Stored items from a collection:
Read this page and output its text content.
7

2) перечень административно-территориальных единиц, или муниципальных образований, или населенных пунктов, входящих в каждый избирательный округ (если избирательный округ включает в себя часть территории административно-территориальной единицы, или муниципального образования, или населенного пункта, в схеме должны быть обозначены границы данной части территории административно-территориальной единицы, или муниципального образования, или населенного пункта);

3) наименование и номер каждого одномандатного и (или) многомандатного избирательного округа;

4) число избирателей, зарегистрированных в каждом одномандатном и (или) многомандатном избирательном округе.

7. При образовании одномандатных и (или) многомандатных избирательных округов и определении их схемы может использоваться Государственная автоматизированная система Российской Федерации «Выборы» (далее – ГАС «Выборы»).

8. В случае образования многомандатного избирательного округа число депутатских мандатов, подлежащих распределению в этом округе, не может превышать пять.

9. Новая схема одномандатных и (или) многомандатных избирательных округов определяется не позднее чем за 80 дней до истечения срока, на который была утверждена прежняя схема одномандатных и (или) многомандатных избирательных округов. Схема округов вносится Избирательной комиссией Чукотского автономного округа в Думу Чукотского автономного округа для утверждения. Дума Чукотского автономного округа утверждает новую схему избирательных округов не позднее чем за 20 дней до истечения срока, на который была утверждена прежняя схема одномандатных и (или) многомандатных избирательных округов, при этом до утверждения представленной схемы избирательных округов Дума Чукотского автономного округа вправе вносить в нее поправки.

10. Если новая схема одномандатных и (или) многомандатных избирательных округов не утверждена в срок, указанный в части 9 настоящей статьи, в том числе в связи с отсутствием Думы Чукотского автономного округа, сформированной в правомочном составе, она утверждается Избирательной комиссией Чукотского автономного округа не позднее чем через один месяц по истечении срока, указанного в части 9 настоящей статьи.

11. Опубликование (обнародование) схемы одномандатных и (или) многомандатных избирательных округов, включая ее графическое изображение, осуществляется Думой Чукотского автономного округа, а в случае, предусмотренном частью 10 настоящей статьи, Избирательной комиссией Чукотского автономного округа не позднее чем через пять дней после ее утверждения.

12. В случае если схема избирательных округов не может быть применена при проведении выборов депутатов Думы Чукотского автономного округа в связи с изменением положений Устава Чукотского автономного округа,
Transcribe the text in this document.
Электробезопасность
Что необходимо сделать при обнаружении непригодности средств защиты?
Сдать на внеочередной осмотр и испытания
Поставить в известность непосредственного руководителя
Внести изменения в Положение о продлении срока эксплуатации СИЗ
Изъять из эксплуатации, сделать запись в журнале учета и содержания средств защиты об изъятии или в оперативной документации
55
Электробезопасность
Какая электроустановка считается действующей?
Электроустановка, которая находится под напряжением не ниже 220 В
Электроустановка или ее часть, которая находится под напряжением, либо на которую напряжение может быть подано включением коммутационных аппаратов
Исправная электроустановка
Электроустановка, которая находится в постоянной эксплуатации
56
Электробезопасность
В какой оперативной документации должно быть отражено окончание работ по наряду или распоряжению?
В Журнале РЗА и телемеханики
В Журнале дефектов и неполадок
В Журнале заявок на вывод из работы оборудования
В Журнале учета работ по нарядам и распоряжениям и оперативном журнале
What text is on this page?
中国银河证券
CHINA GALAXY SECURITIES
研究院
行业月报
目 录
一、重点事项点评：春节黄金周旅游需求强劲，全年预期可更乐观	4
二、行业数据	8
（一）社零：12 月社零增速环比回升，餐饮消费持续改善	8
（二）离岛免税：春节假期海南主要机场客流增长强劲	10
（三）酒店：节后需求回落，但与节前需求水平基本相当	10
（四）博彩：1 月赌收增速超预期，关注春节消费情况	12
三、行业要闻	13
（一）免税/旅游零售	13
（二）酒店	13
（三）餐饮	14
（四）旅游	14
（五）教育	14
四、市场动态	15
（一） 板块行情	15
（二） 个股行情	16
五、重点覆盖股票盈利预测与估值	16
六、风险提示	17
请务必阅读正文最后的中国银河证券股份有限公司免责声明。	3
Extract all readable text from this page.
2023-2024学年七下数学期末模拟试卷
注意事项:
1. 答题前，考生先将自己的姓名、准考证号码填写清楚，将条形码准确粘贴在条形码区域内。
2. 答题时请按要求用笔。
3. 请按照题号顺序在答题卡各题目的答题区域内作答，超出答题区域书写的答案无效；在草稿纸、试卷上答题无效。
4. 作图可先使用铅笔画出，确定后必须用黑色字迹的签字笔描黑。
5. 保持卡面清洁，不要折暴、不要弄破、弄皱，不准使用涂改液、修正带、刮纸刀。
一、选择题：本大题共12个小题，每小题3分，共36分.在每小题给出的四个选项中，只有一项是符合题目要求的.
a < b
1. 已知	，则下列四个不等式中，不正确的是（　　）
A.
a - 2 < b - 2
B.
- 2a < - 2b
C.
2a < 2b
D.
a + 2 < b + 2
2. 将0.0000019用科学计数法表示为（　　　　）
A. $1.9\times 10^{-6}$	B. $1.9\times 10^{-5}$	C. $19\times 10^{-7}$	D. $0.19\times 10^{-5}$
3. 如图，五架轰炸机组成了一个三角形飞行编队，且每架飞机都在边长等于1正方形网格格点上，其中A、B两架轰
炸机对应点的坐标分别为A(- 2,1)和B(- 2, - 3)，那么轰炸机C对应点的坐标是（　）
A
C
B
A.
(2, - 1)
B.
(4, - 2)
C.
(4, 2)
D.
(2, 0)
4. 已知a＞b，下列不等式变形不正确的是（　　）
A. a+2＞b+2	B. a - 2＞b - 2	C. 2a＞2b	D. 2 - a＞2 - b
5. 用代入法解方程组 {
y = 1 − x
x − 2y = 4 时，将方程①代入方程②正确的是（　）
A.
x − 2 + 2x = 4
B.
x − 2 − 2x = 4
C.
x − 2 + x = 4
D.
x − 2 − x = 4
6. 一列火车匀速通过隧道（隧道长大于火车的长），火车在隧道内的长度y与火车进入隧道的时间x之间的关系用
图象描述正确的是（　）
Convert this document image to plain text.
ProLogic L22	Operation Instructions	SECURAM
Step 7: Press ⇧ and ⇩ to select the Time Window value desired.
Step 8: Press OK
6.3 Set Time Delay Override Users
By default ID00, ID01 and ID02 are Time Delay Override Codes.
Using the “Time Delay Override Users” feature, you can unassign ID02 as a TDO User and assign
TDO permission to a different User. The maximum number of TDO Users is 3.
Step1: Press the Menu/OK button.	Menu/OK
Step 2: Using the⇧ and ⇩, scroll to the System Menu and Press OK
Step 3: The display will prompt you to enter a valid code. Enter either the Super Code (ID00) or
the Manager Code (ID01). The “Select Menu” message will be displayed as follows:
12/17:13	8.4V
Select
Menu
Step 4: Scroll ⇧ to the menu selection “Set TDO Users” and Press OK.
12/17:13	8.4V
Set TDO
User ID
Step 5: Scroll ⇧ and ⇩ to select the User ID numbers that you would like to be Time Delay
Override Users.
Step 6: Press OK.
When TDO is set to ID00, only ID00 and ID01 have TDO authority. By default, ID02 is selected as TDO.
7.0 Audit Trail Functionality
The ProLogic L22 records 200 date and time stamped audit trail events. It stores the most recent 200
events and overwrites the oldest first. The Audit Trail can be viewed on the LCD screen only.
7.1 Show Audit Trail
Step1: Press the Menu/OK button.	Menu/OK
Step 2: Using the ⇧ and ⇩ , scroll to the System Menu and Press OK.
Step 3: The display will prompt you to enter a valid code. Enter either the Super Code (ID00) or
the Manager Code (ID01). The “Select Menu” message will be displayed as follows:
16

■ **What the exercise asks**
Every record shown above should be written out again exactly.

■ **Written solution**
Read this page and output its text content.
7

2) перечень административно-территориальных единиц, или муниципальных образований, или населенных пунктов, входящих в каждый избирательный округ (если избирательный округ включает в себя часть территории административно-территориальной единицы, или муниципального образования, или населенного пункта, в схеме должны быть обозначены границы данной части территории административно-территориальной единицы, или муниципального образования, или населенного пункта);

3) наименование и номер каждого одномандатного и (или) многомандатного избирательного округа;

4) число избирателей, зарегистрированных в каждом одномандатном и (или) многомандатном избирательном округе.

7. При образовании одномандатных и (или) многомандатных избирательных округов и определении их схемы может использоваться Государственная автоматизированная система Российской Федерации «Выборы» (далее – ГАС «Выборы»).

8. В случае образования многомандатного избирательного округа число депутатских мандатов, подлежащих распределению в этом округе, не может превышать пять.

9. Новая схема одномандатных и (или) многомандатных избирательных округов определяется не позднее чем за 80 дней до истечения срока, на который была утверждена прежняя схема одномандатных и (или) многомандатных избирательных округов. Схема округов вносится Избирательной комиссией Чукотского автономного округа в Думу Чукотского автономного округа для утверждения. Дума Чукотского автономного округа утверждает новую схему избирательных округов не позднее чем за 20 дней до истечения срока, на который была утверждена прежняя схема одномандатных и (или) многомандатных избирательных округов, при этом до утверждения представленной схемы избирательных округов Дума Чукотского автономного округа вправе вносить в нее поправки.

10. Если новая схема одномандатных и (или) многомандатных избирательных округов не утверждена в срок, указанный в части 9 настоящей статьи, в том числе в связи с отсутствием Думы Чукотского автономного округа, сформированной в правомочном составе, она утверждается Избирательной комиссией Чукотского автономного округа не позднее чем через один месяц по истечении срока, указанного в части 9 настоящей статьи.

11. Опубликование (обнародование) схемы одномандатных и (или) многомандатных избирательных округов, включая ее графическое изображение, осуществляется Думой Чукотского автономного округа, а в случае, предусмотренном частью 10 настоящей статьи, Избирательной комиссией Чукотского автономного округа не позднее чем через пять дней после ее утверждения.

12. В случае если схема избирательных округов не может быть применена при проведении выборов депутатов Думы Чукотского автономного округа в связи с изменением положений Устава Чукотского автономного округа,
Transcribe the text in this document.
Электробезопасность
Что необходимо сделать при обнаружении непригодности средств защиты?
Сдать на внеочередной осмотр и испытания
Поставить в известность непосредственного руководителя
Внести изменения в Положение о продлении срока эксплуатации СИЗ
Изъять из эксплуатации, сделать запись в журнале учета и содержания средств защиты об изъятии или в оперативной документации
55
Электробезопасность
Какая электроустановка считается действующей?
Электроустановка, которая находится под напряжением не ниже 220 В
Электроустановка или ее часть, которая находится под напряжением, либо на которую напряжение может быть подано включением коммутационных аппаратов
Исправная электроустановка
Электроустановка, которая находится в постоянной эксплуатации
56
Электробезопасность
В какой оперативной документации должно быть отражено окончание работ по наряду или распоряжению?
В Журнале РЗА и телемеханики
В Журнале дефектов и неполадок
В Журнале заявок на вывод из работы оборудования
В Журнале учета работ по нарядам и распоряжениям и оперативном журнале
What text is on this page?
中国银河证券
CHINA GALAXY SECURITIES
研究院
行业月报
目 录
一、重点事项点评：春节黄金周旅游需求强劲，全年预期可更乐观	4
二、行业数据	8
（一）社零：12 月社零增速环比回升，餐饮消费持续改善	8
（二）离岛免税：春节假期海南主要机场客流增长强劲	10
（三）酒店：节后需求回落，但与节前需求水平基本相当	10
（四）博彩：1 月赌收增速超预期，关注春节消费情况	12
三、行业要闻	13
（一）免税/旅游零售	13
（二）酒店	13
（三）餐饮	14
（四）旅游	14
（五）教育	14
四、市场动态	15
（一） 板块行情	15
（二） 个股行情	16
五、重点覆盖股票盈利预测与估值	16
六、风险提示	17
请务必阅读正文最后的中国银河证券股份有限公司免责声明。	3
Extract all readable text from this page.
2023-2024学年七下数学期末模拟试卷
注意事项:
1. 答题前，考生先将自己的姓名、准考证号码填写清楚，将条形码准确粘贴在条形码区域内。
2. 答题时请按要求用笔。
3. 请按照题号顺序在答题卡各题目的答题区域内作答，超出答题区域书写的答案无效；在草稿纸、试卷上答题无效。
4. 作图可先使用铅笔画出，确定后必须用黑色字迹的签字笔描黑。
5. 保持卡面清洁，不要折暴、不要弄破、弄皱，不准使用涂改液、修正带、刮纸刀。
一、选择题：本大题共12个小题，每小题3分，共36分.在每小题给出的四个选项中，只有一项是符合题目要求的.
a < b
1. 已知	，则下列四个不等式中，不正确的是（　　）
A.
a - 2 < b - 2
B.
- 2a < - 2b
C.
2a < 2b
D.
a + 2 < b + 2
2. 将0.0000019用科学计数法表示为（　　　　）
A. $1.9\times 10^{-6}$	B. $1.9\times 10^{-5}$	C. $19\times 10^{-7}$	D. $0.19\times 10^{-5}$
3. 如图，五架轰炸机组成了一个三角形飞行编队，且每架飞机都在边长等于1正方形网格格点上，其中A、B两架轰
炸机对应点的坐标分别为A(- 2,1)和B(- 2, - 3)，那么轰炸机C对应点的坐标是（　）
A
C
B
A.
(2, - 1)
B.
(4, - 2)
C.
(4, 2)
D.
(2, 0)
4. 已知a＞b，下列不等式变形不正确的是（　　）
A. a+2＞b+2	B. a - 2＞b - 2	C. 2a＞2b	D. 2 - a＞2 - b
5. 用代入法解方程组 {
y = 1 − x
x − 2y = 4 时，将方程①代入方程②正确的是（　）
A.
x − 2 + 2x = 4
B.
x − 2 − 2x = 4
C.
x − 2 + x = 4
D.
x − 2 − x = 4
6. 一列火车匀速通过隧道（隧道长大于火车的长），火车在隧道内的长度y与火车进入隧道的时间x之间的关系用
图象描述正确的是（　）
Convert this document image to plain text.
ProLogic L22	Operation Instructions	SECURAM
Step 7: Press ⇧ and ⇩ to select the Time Window value desired.
Step 8: Press OK
6.3 Set Time Delay Override Users
By default ID00, ID01 and ID02 are Time Delay Override Codes.
Using the “Time Delay Override Users” feature, you can unassign ID02 as a TDO User and assign
TDO permission to a different User. The maximum number of TDO Users is 3.
Step1: Press the Menu/OK button.	Menu/OK
Step 2: Using the⇧ and ⇩, scroll to the System Menu and Press OK
Step 3: The display will prompt you to enter a valid code. Enter either the Super Code (ID00) or
the Manager Code (ID01). The “Select Menu” message will be displayed as follows:
12/17:13	8.4V
Select
Menu
Step 4: Scroll ⇧ to the menu selection “Set TDO Users” and Press OK.
12/17:13	8.4V
Set TDO
User ID
Step 5: Scroll ⇧ and ⇩ to select the User ID numbers that you would like to be Time Delay
Override Users.
Step 6: Press OK.
When TDO is set to ID00, only ID00 and ID01 have TDO authority. By default, ID02 is selected as TDO.
7.0 Audit Trail Functionality
The ProLogic L22 records 200 date and time stamped audit trail events. It stores the most recent 200
events and overwrites the oldest first. The Audit Trail can be viewed on the LCD screen only.
7.1 Show Audit Trail
Step1: Press the Menu/OK button.	Menu/OK
Step 2: Using the ⇧ and ⇩ , scroll to the System Menu and Press OK.
Step 3: The display will prompt you to enter a valid code. Enter either the Super Code (ID00) or
the Manager Code (ID01). The “Select Menu” message will be displayed as follows:
16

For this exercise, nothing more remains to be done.